Published online by Cambridge University Press:  22 January 2009

Ben Naanen
Affiliation:
University of Port Harcourt*

Extract

This paper studies the effects of the coexistence of the manilla currency and British currency in south-eastern Nigeria, and the way in which this monetary situation created political tensions which eventually led to the redemption of the manilla. When British control of Southern Nigeria was formalized in 1900 and British currency introduced in the south-east in the following year, the inability of the colonial authorities to put into circulation adequate supplies of British coins, coupled with historically entrenched use of traditional currencies, compelled the colonial state to recognize the latter as legal tender. However, the continuing circulation of these currencies alongside British coins created financial and economic difficulties, causing the colonial state to adopt a number of legislative measures to eradicate them. While other traditional currencies capitulated to these measures, the manilla continued to be popular as a result of objective economic factors, and was strengthened by some of the very instruments designed to eliminate it.

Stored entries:
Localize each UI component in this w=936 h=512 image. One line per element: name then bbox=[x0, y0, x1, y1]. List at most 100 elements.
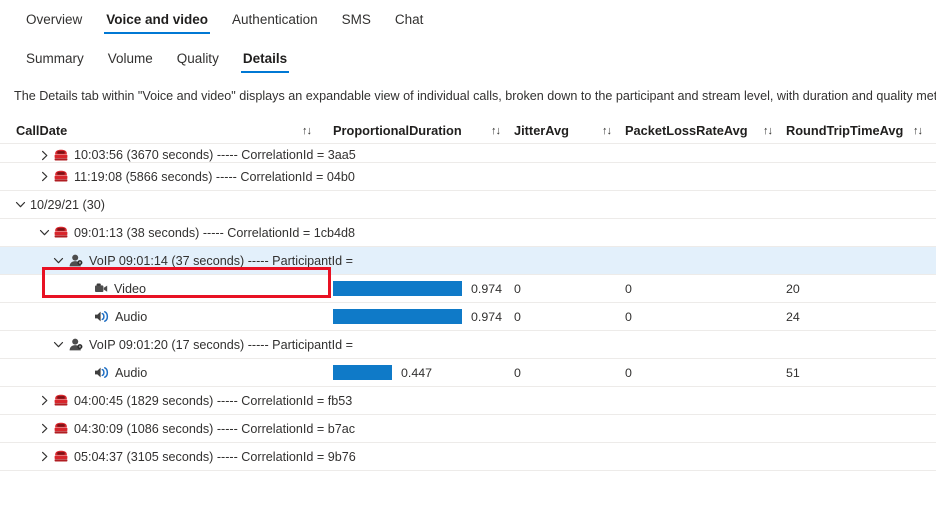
table-body: 10:03:56 (3670 seconds) ----- Correlatio… bbox=[0, 144, 936, 471]
sort-updown-icon[interactable]: ↑↓ bbox=[302, 125, 312, 137]
chevron-down-icon[interactable] bbox=[38, 226, 51, 239]
chevron-down-icon[interactable] bbox=[14, 198, 27, 211]
cell-jitteravg: 0 bbox=[514, 366, 625, 380]
phone-icon bbox=[54, 450, 68, 463]
cell-roundtriptimeavg: 51 bbox=[786, 366, 936, 380]
chevron-right-icon[interactable] bbox=[38, 394, 51, 407]
cell-proportionalduration: 0.447 bbox=[333, 365, 514, 380]
tab-voice-and-video[interactable]: Voice and video bbox=[94, 8, 220, 36]
cell-roundtriptimeavg-value: 51 bbox=[786, 365, 800, 380]
participant-icon bbox=[68, 338, 83, 351]
phone-icon bbox=[54, 149, 68, 162]
row-label: VoIP 09:01:20 (17 seconds) ----- Partici… bbox=[89, 337, 354, 352]
table-row[interactable]: Video 0.974 0 0 20 bbox=[0, 275, 936, 303]
table-header-row: CallDate ↑↓ ProportionalDuration ↑↓ JitterAv… bbox=[0, 118, 936, 144]
table-row[interactable]: 04:30:09 (1086 seconds) ----- Correlatio… bbox=[0, 415, 936, 443]
column-header-roundtriptimeavg[interactable]: RoundTripTimeAvg ↑↓ bbox=[786, 118, 936, 144]
subtab-details[interactable]: Details bbox=[231, 48, 299, 75]
cell-jitteravg-value: 0 bbox=[514, 281, 521, 296]
column-header-calldate[interactable]: CallDate ↑↓ bbox=[0, 118, 333, 144]
row-label: VoIP 09:01:14 (37 seconds) ----- Partici… bbox=[89, 253, 354, 268]
cell-calldate: 10/29/21 (30) bbox=[0, 198, 333, 212]
page-description: The Details tab within "Voice and video"… bbox=[14, 89, 936, 103]
table-row[interactable]: 10/29/21 (30) bbox=[0, 191, 936, 219]
video-camera-icon bbox=[94, 282, 108, 295]
proportional-duration-value: 0.974 bbox=[471, 309, 503, 324]
row-label: Audio bbox=[115, 309, 148, 324]
row-label: 11:19:08 (5866 seconds) ----- Correlatio… bbox=[74, 169, 355, 184]
primary-tab-bar: Overview Voice and video Authentication SMS… bbox=[0, 0, 936, 36]
table-row[interactable]: VoIP 09:01:14 (37 seconds) ----- Partici… bbox=[0, 247, 936, 275]
tab-authentication[interactable]: Authentication bbox=[220, 8, 330, 36]
chevron-right-icon[interactable] bbox=[38, 422, 51, 435]
tab-sms[interactable]: SMS bbox=[330, 8, 383, 36]
column-header-packetlossrateavg[interactable]: PacketLossRateAvg ↑↓ bbox=[625, 118, 786, 144]
proportional-duration-value: 0.447 bbox=[401, 365, 433, 380]
row-label: Audio bbox=[115, 365, 148, 380]
speaker-icon bbox=[94, 310, 109, 323]
table-row[interactable]: Audio 0.974 0 0 24 bbox=[0, 303, 936, 331]
column-header-proportionalduration[interactable]: ProportionalDuration ↑↓ bbox=[333, 118, 514, 144]
cell-roundtriptimeavg-value: 24 bbox=[786, 309, 800, 324]
phone-icon bbox=[54, 394, 68, 407]
subtab-summary[interactable]: Summary bbox=[14, 48, 96, 75]
cell-packetlossrateavg-value: 0 bbox=[625, 281, 632, 296]
table-row[interactable]: 04:00:45 (1829 seconds) ----- Correlatio… bbox=[0, 387, 936, 415]
column-header-label: PacketLossRateAvg bbox=[625, 123, 748, 138]
table-row[interactable]: Audio 0.447 0 0 51 bbox=[0, 359, 936, 387]
table-row[interactable]: 09:01:13 (38 seconds) ----- CorrelationI… bbox=[0, 219, 936, 247]
row-label: 09:01:13 (38 seconds) ----- CorrelationI… bbox=[74, 225, 356, 240]
chevron-right-icon[interactable] bbox=[38, 450, 51, 463]
row-label: Video bbox=[114, 281, 146, 296]
cell-packetlossrateavg-value: 0 bbox=[625, 365, 632, 380]
column-header-label: CallDate bbox=[16, 123, 68, 138]
cell-packetlossrateavg: 0 bbox=[625, 310, 786, 324]
cell-calldate: 04:30:09 (1086 seconds) ----- Correlatio… bbox=[0, 422, 355, 436]
row-label: 04:30:09 (1086 seconds) ----- Correlatio… bbox=[74, 421, 356, 436]
cell-roundtriptimeavg: 24 bbox=[786, 310, 936, 324]
phone-icon bbox=[54, 422, 68, 435]
row-label: 05:04:37 (3105 seconds) ----- Correlatio… bbox=[74, 449, 356, 464]
subtab-volume[interactable]: Volume bbox=[96, 48, 165, 75]
table-row[interactable]: 05:04:37 (3105 seconds) ----- Correlatio… bbox=[0, 443, 936, 471]
cell-jitteravg: 0 bbox=[514, 310, 625, 324]
cell-roundtriptimeavg: 20 bbox=[786, 282, 936, 296]
table-row[interactable]: 11:19:08 (5866 seconds) ----- Correlatio… bbox=[0, 163, 936, 191]
chevron-down-icon[interactable] bbox=[52, 338, 65, 351]
chevron-right-icon[interactable] bbox=[38, 149, 51, 162]
cell-jitteravg: 0 bbox=[514, 282, 625, 296]
column-header-label: RoundTripTimeAvg bbox=[786, 123, 904, 138]
cell-proportionalduration: 0.974 bbox=[333, 309, 514, 324]
proportional-duration-bar bbox=[333, 365, 392, 380]
chevron-right-icon[interactable] bbox=[38, 170, 51, 183]
tab-overview[interactable]: Overview bbox=[14, 8, 94, 36]
secondary-tab-bar: Summary Volume Quality Details bbox=[0, 36, 936, 75]
phone-icon bbox=[54, 226, 68, 239]
column-header-jitteravg[interactable]: JitterAvg ↑↓ bbox=[514, 118, 625, 144]
cell-calldate: Audio bbox=[0, 366, 333, 380]
sort-updown-icon[interactable]: ↑↓ bbox=[491, 125, 501, 137]
cell-calldate: 09:01:13 (38 seconds) ----- CorrelationI… bbox=[0, 226, 355, 240]
sort-updown-icon[interactable]: ↑↓ bbox=[602, 125, 612, 137]
proportional-duration-bar bbox=[333, 309, 462, 324]
chevron-down-icon[interactable] bbox=[52, 254, 65, 267]
cell-packetlossrateavg: 0 bbox=[625, 366, 786, 380]
cell-calldate: 05:04:37 (3105 seconds) ----- Correlatio… bbox=[0, 450, 356, 464]
cell-jitteravg-value: 0 bbox=[514, 365, 521, 380]
sort-updown-icon[interactable]: ↑↓ bbox=[763, 125, 773, 137]
cell-calldate: 11:19:08 (5866 seconds) ----- Correlatio… bbox=[0, 170, 355, 184]
proportional-duration-bar bbox=[333, 281, 462, 296]
table-row[interactable]: VoIP 09:01:20 (17 seconds) ----- Partici… bbox=[0, 331, 936, 359]
cell-roundtriptimeavg-value: 20 bbox=[786, 281, 800, 296]
row-label: 10:03:56 (3670 seconds) ----- Correlatio… bbox=[74, 148, 356, 162]
table-row[interactable]: 10:03:56 (3670 seconds) ----- Correlatio… bbox=[0, 144, 936, 163]
row-label: 04:00:45 (1829 seconds) ----- Correlatio… bbox=[74, 393, 353, 408]
cell-jitteravg-value: 0 bbox=[514, 309, 521, 324]
subtab-quality[interactable]: Quality bbox=[165, 48, 231, 75]
tab-chat[interactable]: Chat bbox=[383, 8, 436, 36]
sort-updown-icon[interactable]: ↑↓ bbox=[913, 125, 923, 137]
phone-icon bbox=[54, 170, 68, 183]
speaker-icon bbox=[94, 366, 109, 379]
row-label: 10/29/21 (30) bbox=[30, 197, 105, 212]
participant-icon bbox=[68, 254, 83, 267]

* **WHAT THIS EXERCISE ASKS**
1. According to the text excerpt on the manilla currency, in what year was British control of Southern Nigeria formalized?
2. From the listing, extract the lines from the one containing "table-body: 10:03:56 (3670" through the one containing "proportional-duration-value: 0.974 bbox=[471, 309, 503, 324]", copying them exactly.
The text and the listing have nothing to do with each other.

* **TASK-BY-TASK OUTPUTS**
1. 1900

2.
table-body: 10:03:56 (3670 seconds) ----- Correlatio… bbox=[0, 144, 936, 471]
sort-updown-icon[interactable]: ↑↓ bbox=[302, 125, 312, 137]
chevron-down-icon[interactable] bbox=[38, 226, 51, 239]
chevron-down-icon[interactable] bbox=[14, 198, 27, 211]
cell-jitteravg: 0 bbox=[514, 366, 625, 380]
phone-icon bbox=[54, 450, 68, 463]
cell-roundtriptimeavg: 51 bbox=[786, 366, 936, 380]
chevron-right-icon[interactable] bbox=[38, 394, 51, 407]
cell-proportionalduration: 0.447 bbox=[333, 365, 514, 380]
tab-voice-and-video[interactable]: Voice and video bbox=[94, 8, 220, 36]
cell-roundtriptimeavg-value: 51 bbox=[786, 365, 800, 380]
participant-icon bbox=[68, 338, 83, 351]
phone-icon bbox=[54, 149, 68, 162]
row-label: VoIP 09:01:20 (17 seconds) ----- Partici… bbox=[89, 337, 354, 352]
table-row[interactable]: Video 0.974 0 0 20 bbox=[0, 275, 936, 303]
table-header-row: CallDate ↑↓ ProportionalDuration ↑↓ JitterAv… bbox=[0, 118, 936, 144]
table-row[interactable]: 04:30:09 (1086 seconds) ----- Correlatio… bbox=[0, 415, 936, 443]
column-header-roundtriptimeavg[interactable]: RoundTripTimeAvg ↑↓ bbox=[786, 118, 936, 144]
subtab-details[interactable]: Details bbox=[231, 48, 299, 75]
cell-jitteravg-value: 0 bbox=[514, 281, 521, 296]
column-header-calldate[interactable]: CallDate ↑↓ bbox=[0, 118, 333, 144]
row-label: VoIP 09:01:14 (37 seconds) ----- Partici… bbox=[89, 253, 354, 268]
cell-calldate: 10/29/21 (30) bbox=[0, 198, 333, 212]
page-description: The Details tab within "Voice and video"… bbox=[14, 89, 936, 103]
table-row[interactable]: 10/29/21 (30) bbox=[0, 191, 936, 219]
video-camera-icon bbox=[94, 282, 108, 295]
proportional-duration-value: 0.974 bbox=[471, 309, 503, 324]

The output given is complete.